Supplied text =
= Beginning of Section =

Only 1.3% of the UK foliage market is made up of Camellia.
The foliage market is developing in that totally-foliage
bunches are being offered by some specialist companies.
In this sector the Camellia is at the top end of the
range in terms of price and perceived quality and it
has an excellent shelf life. Cornwall’s unique climate
is well suited to the production of cut foliage from
Camellia gardens. Other factors that naturally require
consideration are soil, variety, cultural requirements
and long-term care.
Initial set up costs of a Camellia garden are relatively
high and so a long payback period is inevitable. Developments
already underway at Tregothnan include year-round availability,
extended vase life, self glossed leaves and new shapes,
textures and colours. Market research of the luxury
users is a canvass for views, desires and ideas. However,
Camellia is unlikely ever to be a mass-market product
like, for example, eucalyptus, because it cannot compete
on price.

= End of Section =

Given entries =
= Beginning of Section =

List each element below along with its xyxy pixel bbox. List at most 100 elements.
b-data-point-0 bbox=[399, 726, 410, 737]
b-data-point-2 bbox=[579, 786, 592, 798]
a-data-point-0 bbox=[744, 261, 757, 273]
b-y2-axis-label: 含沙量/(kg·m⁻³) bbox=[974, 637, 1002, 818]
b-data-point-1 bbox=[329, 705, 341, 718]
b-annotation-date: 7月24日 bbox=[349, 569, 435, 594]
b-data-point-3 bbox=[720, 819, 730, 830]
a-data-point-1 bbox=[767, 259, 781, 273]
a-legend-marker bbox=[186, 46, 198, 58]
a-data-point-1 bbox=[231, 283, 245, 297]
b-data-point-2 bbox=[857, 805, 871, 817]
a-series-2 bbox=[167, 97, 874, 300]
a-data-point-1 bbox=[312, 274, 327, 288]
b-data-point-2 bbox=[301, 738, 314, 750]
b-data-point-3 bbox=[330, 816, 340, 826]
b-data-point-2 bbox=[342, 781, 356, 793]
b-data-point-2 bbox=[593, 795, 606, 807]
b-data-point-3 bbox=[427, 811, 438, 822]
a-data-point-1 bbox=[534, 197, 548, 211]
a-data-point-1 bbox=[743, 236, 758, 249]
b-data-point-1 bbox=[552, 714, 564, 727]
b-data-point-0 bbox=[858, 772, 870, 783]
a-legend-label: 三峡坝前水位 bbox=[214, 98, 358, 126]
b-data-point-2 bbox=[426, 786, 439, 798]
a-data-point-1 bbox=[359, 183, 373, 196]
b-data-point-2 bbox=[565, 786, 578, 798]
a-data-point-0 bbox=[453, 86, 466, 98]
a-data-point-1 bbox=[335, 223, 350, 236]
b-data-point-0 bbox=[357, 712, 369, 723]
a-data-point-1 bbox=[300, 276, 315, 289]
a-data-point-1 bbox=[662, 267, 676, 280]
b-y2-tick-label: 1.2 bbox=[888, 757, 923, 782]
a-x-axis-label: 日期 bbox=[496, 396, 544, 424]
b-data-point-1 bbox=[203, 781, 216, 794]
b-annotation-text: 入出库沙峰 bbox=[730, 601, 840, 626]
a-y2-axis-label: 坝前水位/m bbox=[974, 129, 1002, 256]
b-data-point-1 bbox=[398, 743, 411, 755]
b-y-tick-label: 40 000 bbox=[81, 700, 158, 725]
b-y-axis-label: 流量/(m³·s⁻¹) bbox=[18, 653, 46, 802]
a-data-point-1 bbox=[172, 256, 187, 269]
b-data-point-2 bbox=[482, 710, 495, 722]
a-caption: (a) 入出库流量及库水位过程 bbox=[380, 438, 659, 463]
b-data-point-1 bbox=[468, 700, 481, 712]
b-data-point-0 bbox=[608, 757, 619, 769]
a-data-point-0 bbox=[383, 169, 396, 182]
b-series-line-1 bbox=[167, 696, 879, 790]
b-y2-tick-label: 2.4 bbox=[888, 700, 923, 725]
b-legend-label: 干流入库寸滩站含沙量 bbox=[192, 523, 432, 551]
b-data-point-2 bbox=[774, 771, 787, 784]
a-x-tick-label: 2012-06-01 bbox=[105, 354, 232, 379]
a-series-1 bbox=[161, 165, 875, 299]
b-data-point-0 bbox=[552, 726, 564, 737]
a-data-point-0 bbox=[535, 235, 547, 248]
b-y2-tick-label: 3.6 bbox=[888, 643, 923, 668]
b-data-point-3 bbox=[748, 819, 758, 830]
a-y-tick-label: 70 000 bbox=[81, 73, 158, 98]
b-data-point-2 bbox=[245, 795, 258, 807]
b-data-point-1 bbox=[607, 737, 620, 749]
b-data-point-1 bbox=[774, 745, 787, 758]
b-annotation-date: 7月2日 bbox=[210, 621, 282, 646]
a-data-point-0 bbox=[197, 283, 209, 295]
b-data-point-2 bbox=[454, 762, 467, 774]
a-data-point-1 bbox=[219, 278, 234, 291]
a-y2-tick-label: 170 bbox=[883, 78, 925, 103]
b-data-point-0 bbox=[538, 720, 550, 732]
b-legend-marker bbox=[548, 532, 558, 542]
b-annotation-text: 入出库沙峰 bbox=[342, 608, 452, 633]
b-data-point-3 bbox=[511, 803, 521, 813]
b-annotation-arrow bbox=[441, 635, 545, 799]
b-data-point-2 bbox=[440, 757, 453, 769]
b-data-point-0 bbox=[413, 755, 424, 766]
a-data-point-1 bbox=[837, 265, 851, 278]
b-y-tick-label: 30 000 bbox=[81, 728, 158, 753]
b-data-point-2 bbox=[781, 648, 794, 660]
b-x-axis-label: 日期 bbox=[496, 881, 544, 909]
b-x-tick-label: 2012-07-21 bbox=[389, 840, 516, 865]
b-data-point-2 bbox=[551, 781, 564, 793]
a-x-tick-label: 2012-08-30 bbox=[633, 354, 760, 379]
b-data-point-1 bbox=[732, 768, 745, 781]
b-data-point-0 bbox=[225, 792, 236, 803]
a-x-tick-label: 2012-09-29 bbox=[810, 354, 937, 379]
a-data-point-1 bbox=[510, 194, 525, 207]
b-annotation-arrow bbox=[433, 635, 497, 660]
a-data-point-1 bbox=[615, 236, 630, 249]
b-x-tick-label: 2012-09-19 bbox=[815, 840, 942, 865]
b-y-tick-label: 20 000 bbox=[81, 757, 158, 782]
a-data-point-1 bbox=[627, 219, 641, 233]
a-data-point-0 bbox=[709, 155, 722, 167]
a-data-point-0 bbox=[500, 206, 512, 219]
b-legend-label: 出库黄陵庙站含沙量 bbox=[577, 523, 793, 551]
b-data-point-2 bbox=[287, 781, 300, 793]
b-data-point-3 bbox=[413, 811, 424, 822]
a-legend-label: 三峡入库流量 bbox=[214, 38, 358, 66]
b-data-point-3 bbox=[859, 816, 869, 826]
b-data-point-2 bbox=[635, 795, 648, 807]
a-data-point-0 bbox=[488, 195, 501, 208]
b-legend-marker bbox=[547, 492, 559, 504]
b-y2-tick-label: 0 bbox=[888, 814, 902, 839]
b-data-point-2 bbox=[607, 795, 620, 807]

= End of Section =

Task set =
[A] Answer these three questions about the passage on Camellia foliage, marking your answers (i), (ii) and (iii), one per line:
(i) What share of the UK foliage market is made up of Camellia?
(ii) At which place are developments such as year-round availability and extended vase life already underway?
(iii) Why is Camellia unlikely ever to be a mass-market product like eucalyptus?
[B] Rewrite everything from "In this sector" down to "and long-term care." in the passage on Camellia foliage, replacing "excellent" with "outstanding".
Base every response solely on the passage about Camellia foliage, without drawing on the entries.

Answers per task =
[A]
(i) 1.3%
(ii) Tregothnan
(iii) Because it cannot compete on price.

[B]
In this sector the Camellia is at the top end of the
range in terms of price and perceived quality and it
has an outstanding shelf life. Cornwall’s unique climate
is well suited to the production of cut foliage from
Camellia gardens. Other factors that naturally require
consideration are soil, variety, cultural requirements
and long-term care.